start ROWS

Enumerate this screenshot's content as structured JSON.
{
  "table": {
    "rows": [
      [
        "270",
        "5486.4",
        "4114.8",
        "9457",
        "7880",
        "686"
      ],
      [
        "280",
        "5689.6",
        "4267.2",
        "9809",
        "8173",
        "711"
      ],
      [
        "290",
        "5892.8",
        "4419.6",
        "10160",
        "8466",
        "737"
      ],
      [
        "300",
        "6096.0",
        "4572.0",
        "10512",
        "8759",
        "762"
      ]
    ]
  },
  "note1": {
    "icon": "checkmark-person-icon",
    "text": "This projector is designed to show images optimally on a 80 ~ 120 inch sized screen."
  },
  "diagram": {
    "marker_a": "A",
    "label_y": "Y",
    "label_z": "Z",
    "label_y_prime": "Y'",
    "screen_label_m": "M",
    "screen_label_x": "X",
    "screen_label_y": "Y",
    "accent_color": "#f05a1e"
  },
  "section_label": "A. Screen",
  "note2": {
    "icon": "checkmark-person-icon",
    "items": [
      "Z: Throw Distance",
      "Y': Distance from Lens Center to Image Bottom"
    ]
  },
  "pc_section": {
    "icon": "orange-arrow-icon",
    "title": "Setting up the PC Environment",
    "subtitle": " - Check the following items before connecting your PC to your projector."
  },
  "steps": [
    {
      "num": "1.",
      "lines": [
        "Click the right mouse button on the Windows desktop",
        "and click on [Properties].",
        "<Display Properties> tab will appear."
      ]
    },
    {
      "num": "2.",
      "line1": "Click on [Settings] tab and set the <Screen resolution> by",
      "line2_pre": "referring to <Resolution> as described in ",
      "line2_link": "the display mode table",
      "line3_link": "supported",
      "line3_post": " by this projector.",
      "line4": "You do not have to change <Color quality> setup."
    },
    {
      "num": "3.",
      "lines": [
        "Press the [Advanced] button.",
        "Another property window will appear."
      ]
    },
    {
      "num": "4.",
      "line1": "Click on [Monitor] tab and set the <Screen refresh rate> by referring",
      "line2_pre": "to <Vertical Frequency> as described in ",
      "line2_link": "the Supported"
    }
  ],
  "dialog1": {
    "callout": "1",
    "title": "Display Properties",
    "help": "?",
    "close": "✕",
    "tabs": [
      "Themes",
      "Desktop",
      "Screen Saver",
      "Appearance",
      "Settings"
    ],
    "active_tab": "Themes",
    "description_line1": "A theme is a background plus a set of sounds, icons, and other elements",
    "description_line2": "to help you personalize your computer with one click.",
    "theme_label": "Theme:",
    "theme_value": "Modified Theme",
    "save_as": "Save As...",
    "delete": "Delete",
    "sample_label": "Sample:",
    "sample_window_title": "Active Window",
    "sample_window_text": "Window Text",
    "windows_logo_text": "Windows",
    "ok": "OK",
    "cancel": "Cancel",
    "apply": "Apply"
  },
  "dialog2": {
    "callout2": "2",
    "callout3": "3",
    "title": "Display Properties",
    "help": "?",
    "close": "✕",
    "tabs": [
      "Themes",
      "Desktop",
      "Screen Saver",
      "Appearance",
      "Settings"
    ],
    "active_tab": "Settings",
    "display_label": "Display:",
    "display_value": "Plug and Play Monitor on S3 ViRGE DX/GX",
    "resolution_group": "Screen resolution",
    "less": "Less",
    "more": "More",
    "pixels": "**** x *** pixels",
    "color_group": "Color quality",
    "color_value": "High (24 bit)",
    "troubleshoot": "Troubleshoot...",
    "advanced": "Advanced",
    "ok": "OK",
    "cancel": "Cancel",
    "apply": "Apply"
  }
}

end ROWS

DIRECTIONS:
Transcribe each entry exactly.

REPLY TO THE TASK:
Enumerate this screenshot's content as structured JSON.
{
  "table": {
    "rows": [
      [
        "270",
        "5486.4",
        "4114.8",
        "9457",
        "7880",
        "686"
      ],
      [
        "280",
        "5689.6",
        "4267.2",
        "9809",
        "8173",
        "711"
      ],
      [
        "290",
        "5892.8",
        "4419.6",
        "10160",
        "8466",
        "737"
      ],
      [
        "300",
        "6096.0",
        "4572.0",
        "10512",
        "8759",
        "762"
      ]
    ]
  },
  "note1": {
    "icon": "checkmark-person-icon",
    "text": "This projector is designed to show images optimally on a 80 ~ 120 inch sized screen."
  },
  "diagram": {
    "marker_a": "A",
    "label_y": "Y",
    "label_z": "Z",
    "label_y_prime": "Y'",
    "screen_label_m": "M",
    "screen_label_x": "X",
    "screen_label_y": "Y",
    "accent_color": "#f05a1e"
  },
  "section_label": "A. Screen",
  "note2": {
    "icon": "checkmark-person-icon",
    "items": [
      "Z: Throw Distance",
      "Y': Distance from Lens Center to Image Bottom"
    ]
  },
  "pc_section": {
    "icon": "orange-arrow-icon",
    "title": "Setting up the PC Environment",
    "subtitle": " - Check the following items before connecting your PC to your projector."
  },
  "steps": [
    {
      "num": "1.",
      "lines": [
        "Click the right mouse button on the Windows desktop",
        "and click on [Properties].",
        "<Display Properties> tab will appear."
      ]
    },
    {
      "num": "2.",
      "line1": "Click on [Settings] tab and set the <Screen resolution> by",
      "line2_pre": "referring to <Resolution> as described in ",
      "line2_link": "the display mode table",
      "line3_link": "supported",
      "line3_post": " by this projector.",
      "line4": "You do not have to change <Color quality> setup."
    },
    {
      "num": "3.",
      "lines": [
        "Press the [Advanced] button.",
        "Another property window will appear."
      ]
    },
    {
      "num": "4.",
      "line1": "Click on [Monitor] tab and set the <Screen refresh rate> by referring",
      "line2_pre": "to <Vertical Frequency> as described in ",
      "line2_link": "the Supported"
    }
  ],
  "dialog1": {
    "callout": "1",
    "title": "Display Properties",
    "help": "?",
    "close": "✕",
    "tabs": [
      "Themes",
      "Desktop",
      "Screen Saver",
      "Appearance",
      "Settings"
    ],
    "active_tab": "Themes",
    "description_line1": "A theme is a background plus a set of sounds, icons, and other elements",
    "description_line2": "to help you personalize your computer with one click.",
    "theme_label": "Theme:",
    "theme_value": "Modified Theme",
    "save_as": "Save As...",
    "delete": "Delete",
    "sample_label": "Sample:",
    "sample_window_title": "Active Window",
    "sample_window_text": "Window Text",
    "windows_logo_text": "Windows",
    "ok": "OK",
    "cancel": "Cancel",
    "apply": "Apply"
  },
  "dialog2": {
    "callout2": "2",
    "callout3": "3",
    "title": "Display Properties",
    "help": "?",
    "close": "✕",
    "tabs": [
      "Themes",
      "Desktop",
      "Screen Saver",
      "Appearance",
      "Settings"
    ],
    "active_tab": "Settings",
    "display_label": "Display:",
    "display_value": "Plug and Play Monitor on S3 ViRGE DX/GX",
    "resolution_group": "Screen resolution",
    "less": "Less",
    "more": "More",
    "pixels": "**** x *** pixels",
    "color_group": "Color quality",
    "color_value": "High (24 bit)",
    "troubleshoot": "Troubleshoot...",
    "advanced": "Advanced",
    "ok": "OK",
    "cancel": "Cancel",
    "apply": "Apply"
  }
}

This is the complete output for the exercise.